--- Start of Supplied data ---

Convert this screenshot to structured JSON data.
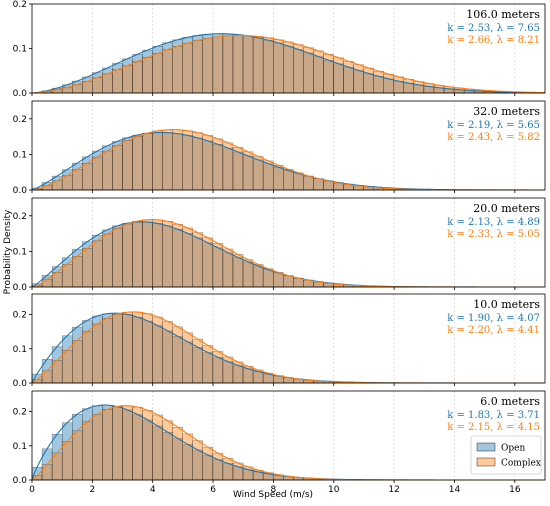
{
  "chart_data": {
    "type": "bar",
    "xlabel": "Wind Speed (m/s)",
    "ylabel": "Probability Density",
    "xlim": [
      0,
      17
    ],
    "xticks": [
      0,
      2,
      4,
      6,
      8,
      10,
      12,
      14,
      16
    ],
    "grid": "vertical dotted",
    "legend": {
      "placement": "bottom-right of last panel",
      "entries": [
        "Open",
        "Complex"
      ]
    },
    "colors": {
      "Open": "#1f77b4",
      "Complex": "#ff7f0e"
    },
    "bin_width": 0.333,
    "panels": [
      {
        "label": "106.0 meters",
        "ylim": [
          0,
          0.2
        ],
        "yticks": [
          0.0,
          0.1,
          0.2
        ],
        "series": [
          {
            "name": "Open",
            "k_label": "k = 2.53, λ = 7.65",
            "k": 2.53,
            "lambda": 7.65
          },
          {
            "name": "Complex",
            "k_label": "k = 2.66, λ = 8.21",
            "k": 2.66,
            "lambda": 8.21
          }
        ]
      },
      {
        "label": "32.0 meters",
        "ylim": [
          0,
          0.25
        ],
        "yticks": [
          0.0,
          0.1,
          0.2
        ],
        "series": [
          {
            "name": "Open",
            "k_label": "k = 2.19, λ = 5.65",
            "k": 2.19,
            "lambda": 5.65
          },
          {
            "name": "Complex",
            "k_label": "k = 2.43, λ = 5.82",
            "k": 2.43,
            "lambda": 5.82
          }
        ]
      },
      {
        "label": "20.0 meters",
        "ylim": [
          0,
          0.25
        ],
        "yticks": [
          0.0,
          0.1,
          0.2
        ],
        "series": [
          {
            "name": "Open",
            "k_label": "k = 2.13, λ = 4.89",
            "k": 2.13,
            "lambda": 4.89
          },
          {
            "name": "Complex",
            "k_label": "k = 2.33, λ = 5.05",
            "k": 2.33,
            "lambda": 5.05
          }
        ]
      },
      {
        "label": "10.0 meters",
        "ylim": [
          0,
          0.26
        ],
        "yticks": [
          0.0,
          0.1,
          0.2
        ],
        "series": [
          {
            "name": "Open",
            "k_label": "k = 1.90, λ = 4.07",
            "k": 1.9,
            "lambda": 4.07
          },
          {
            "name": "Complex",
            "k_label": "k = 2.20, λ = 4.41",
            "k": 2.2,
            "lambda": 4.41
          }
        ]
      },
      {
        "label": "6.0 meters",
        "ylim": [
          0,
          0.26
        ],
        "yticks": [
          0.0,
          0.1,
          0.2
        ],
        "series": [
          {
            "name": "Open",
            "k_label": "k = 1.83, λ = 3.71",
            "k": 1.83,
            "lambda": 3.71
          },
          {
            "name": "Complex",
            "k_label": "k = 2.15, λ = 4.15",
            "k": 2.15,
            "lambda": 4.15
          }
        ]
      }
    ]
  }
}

--- End of Supplied data ---

Direction
All lines of the data above that include the word "lambda" must be shown.

Answer to the task
            "lambda": 7.65
            "lambda": 8.21
            "lambda": 5.65
            "lambda": 5.82
            "lambda": 4.89
            "lambda": 5.05
            "lambda": 4.07
            "lambda": 4.41
            "lambda": 3.71
            "lambda": 4.15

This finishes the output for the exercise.